• _Written task_:
Rewrite the lines from the first one down to the one containing "x-axis: 0 100 200 300 xyxy=(432,293,672,459)", swapping "x-tick-label" for "x-axis-tick" and leaving everything else unchanged.
☆ ☆ ☆ ☆
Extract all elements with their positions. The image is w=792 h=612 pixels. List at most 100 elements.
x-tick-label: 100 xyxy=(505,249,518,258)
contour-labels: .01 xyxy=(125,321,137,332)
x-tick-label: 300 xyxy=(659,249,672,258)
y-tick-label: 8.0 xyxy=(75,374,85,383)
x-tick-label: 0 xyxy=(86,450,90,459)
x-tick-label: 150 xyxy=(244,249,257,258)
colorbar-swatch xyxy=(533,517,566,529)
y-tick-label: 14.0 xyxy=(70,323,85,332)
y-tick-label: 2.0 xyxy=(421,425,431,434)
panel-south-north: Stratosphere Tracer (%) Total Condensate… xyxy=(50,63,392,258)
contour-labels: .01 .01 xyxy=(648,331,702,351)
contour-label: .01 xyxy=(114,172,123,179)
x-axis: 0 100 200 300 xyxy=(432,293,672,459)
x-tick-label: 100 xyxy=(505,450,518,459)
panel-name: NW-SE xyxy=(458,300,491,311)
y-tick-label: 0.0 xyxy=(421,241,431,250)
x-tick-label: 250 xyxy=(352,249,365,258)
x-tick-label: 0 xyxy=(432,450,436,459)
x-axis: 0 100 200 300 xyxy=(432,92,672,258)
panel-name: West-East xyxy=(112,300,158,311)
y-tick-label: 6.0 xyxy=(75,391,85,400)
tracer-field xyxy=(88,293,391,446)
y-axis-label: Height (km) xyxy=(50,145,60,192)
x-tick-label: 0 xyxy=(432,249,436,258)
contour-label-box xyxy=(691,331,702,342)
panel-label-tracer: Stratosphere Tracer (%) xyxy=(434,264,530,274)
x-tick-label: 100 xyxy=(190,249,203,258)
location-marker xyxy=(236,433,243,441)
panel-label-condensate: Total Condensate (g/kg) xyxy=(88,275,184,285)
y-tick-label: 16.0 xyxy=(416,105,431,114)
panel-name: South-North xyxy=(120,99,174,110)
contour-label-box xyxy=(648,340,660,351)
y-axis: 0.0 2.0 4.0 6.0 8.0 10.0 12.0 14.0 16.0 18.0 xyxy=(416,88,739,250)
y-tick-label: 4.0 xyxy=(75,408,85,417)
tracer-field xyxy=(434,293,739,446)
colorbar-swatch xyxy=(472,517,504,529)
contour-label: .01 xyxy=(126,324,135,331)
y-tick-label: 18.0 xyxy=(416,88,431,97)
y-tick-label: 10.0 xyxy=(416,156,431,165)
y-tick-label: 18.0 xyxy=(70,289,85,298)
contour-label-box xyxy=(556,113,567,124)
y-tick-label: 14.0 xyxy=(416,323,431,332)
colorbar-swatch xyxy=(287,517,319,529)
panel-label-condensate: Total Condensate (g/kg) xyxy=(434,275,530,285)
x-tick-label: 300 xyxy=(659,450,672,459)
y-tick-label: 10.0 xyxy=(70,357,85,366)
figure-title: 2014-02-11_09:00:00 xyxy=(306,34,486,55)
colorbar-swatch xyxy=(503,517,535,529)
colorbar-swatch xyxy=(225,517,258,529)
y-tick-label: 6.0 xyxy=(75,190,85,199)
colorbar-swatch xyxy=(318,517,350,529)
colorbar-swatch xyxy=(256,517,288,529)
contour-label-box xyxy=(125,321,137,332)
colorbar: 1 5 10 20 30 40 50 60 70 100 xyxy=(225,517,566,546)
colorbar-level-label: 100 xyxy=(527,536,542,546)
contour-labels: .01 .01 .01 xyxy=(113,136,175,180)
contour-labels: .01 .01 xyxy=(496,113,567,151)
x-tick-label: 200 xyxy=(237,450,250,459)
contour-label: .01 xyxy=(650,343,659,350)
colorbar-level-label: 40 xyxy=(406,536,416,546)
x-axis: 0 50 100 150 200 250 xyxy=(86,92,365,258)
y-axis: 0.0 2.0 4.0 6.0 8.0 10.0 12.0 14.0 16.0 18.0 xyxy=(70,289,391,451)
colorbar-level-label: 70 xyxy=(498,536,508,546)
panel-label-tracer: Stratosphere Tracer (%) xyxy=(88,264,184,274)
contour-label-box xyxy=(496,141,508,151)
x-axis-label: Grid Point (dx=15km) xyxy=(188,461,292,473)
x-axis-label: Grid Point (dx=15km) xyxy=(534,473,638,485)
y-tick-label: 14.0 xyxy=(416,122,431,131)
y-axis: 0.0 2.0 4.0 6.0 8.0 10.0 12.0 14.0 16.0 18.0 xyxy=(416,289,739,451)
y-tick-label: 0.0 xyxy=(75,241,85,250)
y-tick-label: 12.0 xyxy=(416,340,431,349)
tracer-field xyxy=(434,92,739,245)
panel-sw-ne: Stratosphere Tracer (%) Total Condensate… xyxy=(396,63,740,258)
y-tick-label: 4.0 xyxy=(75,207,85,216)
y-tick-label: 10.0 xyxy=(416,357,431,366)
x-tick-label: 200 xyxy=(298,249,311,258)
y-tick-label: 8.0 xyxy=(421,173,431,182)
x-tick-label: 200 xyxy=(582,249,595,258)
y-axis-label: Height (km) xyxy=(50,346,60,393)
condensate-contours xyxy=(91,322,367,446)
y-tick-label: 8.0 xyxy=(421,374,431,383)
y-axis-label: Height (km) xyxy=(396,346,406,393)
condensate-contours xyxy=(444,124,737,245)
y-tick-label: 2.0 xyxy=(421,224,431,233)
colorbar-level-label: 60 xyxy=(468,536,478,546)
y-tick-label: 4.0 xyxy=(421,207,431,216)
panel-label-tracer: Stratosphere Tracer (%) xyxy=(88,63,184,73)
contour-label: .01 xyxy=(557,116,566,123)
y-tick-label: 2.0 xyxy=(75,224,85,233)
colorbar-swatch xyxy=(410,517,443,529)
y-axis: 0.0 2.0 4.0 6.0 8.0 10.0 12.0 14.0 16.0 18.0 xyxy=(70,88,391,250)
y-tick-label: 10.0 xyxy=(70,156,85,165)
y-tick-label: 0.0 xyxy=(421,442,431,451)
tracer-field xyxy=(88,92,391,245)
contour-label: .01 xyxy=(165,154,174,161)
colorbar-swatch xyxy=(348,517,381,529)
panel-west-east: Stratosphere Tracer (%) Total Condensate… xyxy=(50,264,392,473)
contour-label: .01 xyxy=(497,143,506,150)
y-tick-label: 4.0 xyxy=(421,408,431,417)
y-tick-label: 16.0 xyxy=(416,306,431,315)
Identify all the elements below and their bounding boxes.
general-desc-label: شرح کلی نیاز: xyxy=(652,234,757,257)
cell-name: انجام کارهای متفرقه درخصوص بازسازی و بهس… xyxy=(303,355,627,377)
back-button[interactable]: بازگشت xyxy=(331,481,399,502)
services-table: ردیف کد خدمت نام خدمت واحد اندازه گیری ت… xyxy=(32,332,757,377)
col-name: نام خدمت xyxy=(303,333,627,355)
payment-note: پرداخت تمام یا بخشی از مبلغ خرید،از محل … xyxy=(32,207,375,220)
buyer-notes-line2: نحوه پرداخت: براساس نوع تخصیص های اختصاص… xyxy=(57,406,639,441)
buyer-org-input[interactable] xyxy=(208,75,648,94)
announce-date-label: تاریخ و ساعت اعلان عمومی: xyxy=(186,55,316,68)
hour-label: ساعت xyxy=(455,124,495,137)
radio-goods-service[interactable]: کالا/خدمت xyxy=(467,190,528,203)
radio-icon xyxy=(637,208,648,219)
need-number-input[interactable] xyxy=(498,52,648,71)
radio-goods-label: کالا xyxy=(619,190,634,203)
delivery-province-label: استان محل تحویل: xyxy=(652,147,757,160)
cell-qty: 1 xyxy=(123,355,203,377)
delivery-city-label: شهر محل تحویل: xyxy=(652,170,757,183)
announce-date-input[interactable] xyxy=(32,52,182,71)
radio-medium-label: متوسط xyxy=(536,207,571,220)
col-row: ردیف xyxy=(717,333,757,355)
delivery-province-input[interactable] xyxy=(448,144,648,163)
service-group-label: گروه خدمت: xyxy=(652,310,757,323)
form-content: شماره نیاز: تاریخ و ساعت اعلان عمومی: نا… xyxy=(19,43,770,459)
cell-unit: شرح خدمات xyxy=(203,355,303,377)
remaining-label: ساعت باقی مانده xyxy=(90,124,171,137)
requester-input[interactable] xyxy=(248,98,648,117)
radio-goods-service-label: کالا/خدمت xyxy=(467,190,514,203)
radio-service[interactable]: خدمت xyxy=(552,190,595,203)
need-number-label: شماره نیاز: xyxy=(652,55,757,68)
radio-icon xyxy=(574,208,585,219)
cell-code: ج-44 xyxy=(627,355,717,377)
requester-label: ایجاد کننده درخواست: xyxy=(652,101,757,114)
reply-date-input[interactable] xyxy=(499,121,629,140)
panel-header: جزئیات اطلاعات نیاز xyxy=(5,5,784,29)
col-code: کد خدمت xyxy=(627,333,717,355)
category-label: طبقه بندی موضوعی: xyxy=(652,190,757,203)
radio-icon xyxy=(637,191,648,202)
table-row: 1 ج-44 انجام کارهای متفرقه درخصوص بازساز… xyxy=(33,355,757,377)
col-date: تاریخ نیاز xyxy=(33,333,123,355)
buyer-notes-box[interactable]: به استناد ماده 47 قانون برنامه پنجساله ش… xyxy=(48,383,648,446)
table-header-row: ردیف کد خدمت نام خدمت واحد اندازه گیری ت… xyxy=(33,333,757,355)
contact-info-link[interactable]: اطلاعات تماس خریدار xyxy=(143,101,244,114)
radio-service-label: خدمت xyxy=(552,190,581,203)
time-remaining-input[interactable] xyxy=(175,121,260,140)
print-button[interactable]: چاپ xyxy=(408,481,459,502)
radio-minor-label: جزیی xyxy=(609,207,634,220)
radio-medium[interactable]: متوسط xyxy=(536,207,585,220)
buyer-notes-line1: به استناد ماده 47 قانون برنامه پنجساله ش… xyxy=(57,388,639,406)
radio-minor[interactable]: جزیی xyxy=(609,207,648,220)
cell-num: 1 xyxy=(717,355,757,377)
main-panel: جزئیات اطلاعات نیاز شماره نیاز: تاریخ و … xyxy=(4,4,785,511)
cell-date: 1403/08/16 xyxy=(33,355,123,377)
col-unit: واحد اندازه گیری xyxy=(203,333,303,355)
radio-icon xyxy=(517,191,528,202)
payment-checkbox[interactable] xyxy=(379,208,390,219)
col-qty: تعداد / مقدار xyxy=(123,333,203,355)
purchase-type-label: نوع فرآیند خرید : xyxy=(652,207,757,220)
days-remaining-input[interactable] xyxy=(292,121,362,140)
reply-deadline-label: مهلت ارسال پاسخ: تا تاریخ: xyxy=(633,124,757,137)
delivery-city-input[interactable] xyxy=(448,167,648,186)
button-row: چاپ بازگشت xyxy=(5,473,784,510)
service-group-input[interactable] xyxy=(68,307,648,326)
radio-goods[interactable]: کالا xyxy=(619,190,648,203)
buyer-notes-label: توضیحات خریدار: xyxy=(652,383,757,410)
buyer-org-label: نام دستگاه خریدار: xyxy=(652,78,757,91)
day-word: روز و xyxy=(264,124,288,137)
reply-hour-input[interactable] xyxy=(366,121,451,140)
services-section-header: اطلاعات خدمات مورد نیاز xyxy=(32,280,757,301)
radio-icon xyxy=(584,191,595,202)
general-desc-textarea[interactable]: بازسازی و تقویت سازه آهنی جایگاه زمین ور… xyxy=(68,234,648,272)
☆ ☆ ☆ ☆
• _Response for this exercise_:
Extract all elements with their positions. The image is w=792 h=612 pixels. List at most 100 elements.
x-axis-tick: 100 xyxy=(505,249,518,258)
contour-labels: .01 xyxy=(125,321,137,332)
x-axis-tick: 300 xyxy=(659,249,672,258)
y-tick-label: 8.0 xyxy=(75,374,85,383)
x-axis-tick: 0 xyxy=(86,450,90,459)
x-axis-tick: 150 xyxy=(244,249,257,258)
colorbar-swatch xyxy=(533,517,566,529)
y-tick-label: 14.0 xyxy=(70,323,85,332)
y-tick-label: 2.0 xyxy=(421,425,431,434)
panel-south-north: Stratosphere Tracer (%) Total Condensate… xyxy=(50,63,392,258)
contour-labels: .01 .01 xyxy=(648,331,702,351)
contour-label: .01 xyxy=(114,172,123,179)
x-axis: 0 100 200 300 xyxy=(432,293,672,459)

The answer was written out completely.